# Aim
Examine each line of the data. Copy those that contain the string "Invoice".
....
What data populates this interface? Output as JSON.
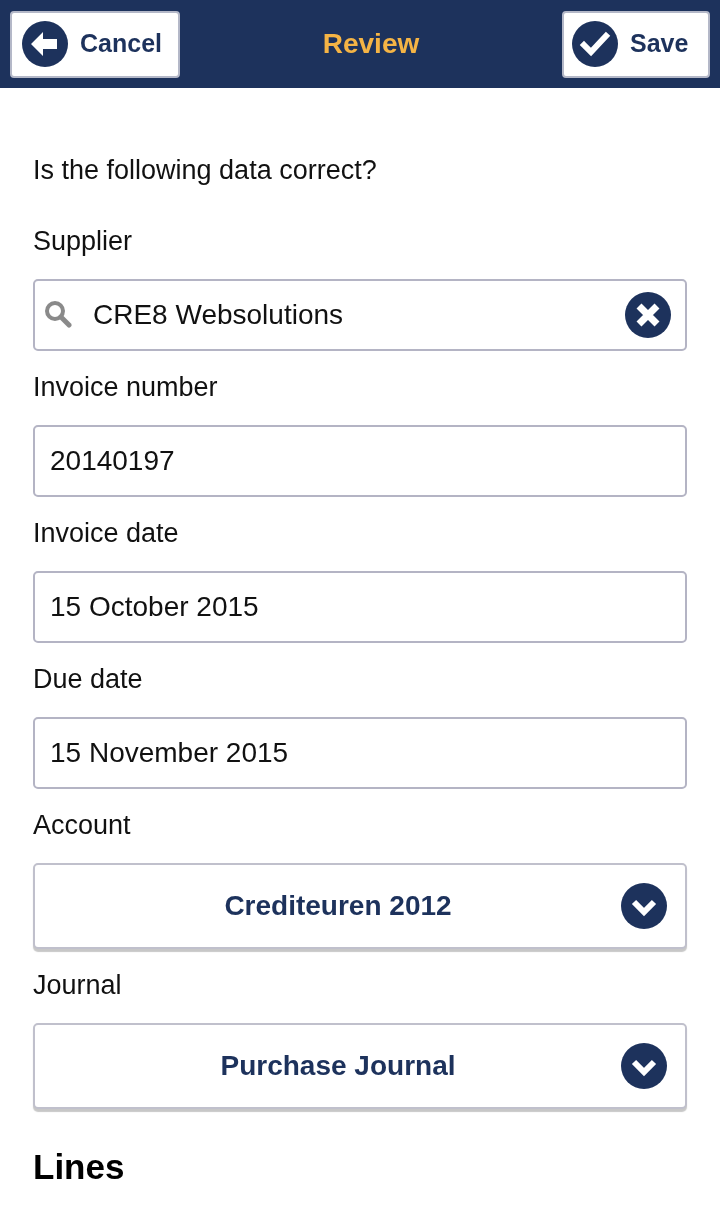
{
  "header": {
    "cancel_button": "Cancel",
    "title": "Review",
    "save_button": "Save"
  },
  "form": {
    "question": "Is the following data correct?",
    "fields": [
      {
        "kind": "search",
        "label": "Supplier",
        "value": "CRE8 Websolutions"
      },
      {
        "kind": "text",
        "label": "Invoice number",
        "value": "20140197"
      },
      {
        "kind": "text",
        "label": "Invoice date",
        "value": "15 October 2015"
      },
      {
        "kind": "text",
        "label": "Due date",
        "value": "15 November 2015"
      },
      {
        "kind": "select",
        "label": "Account",
        "value": "Crediteuren 2012"
      },
      {
        "kind": "select",
        "label": "Journal",
        "value": "Purchase Journal"
      }
    ]
  },
  "lines": {
    "heading": "Lines"
  }
}
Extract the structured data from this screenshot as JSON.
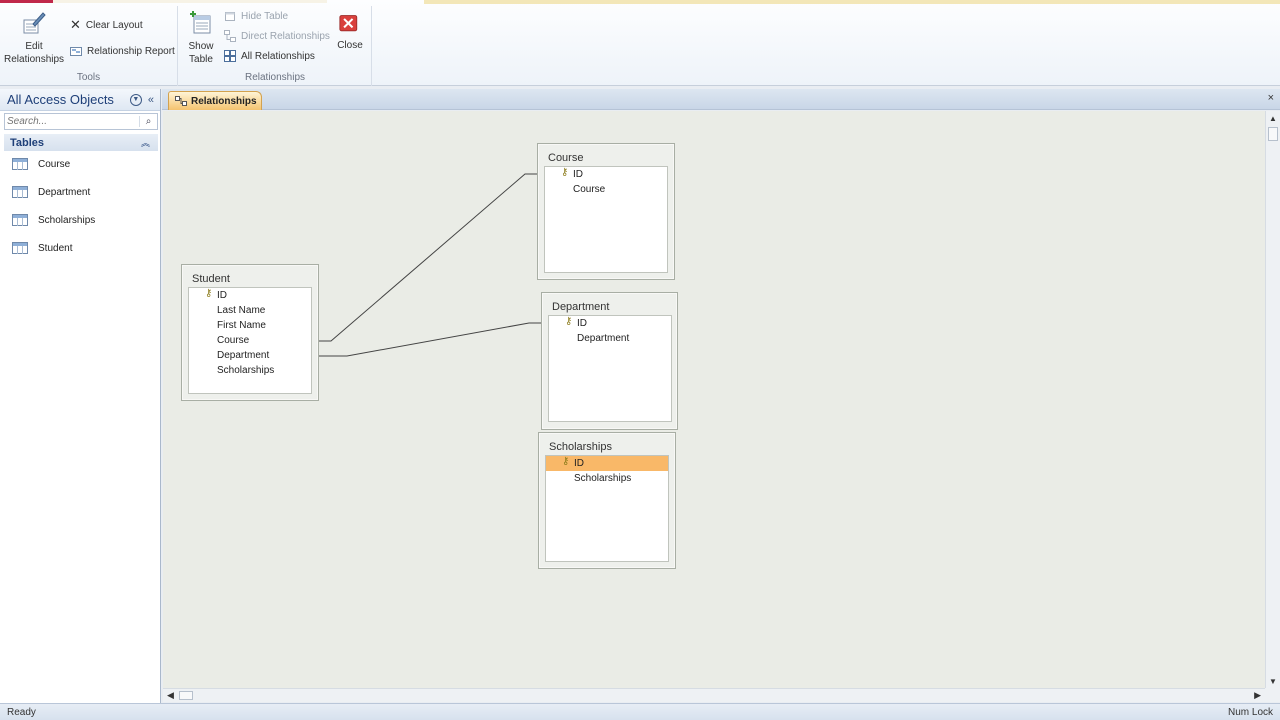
....
# Solution to the exercise
        "label": "Invoice number",
        "label": "Invoice date",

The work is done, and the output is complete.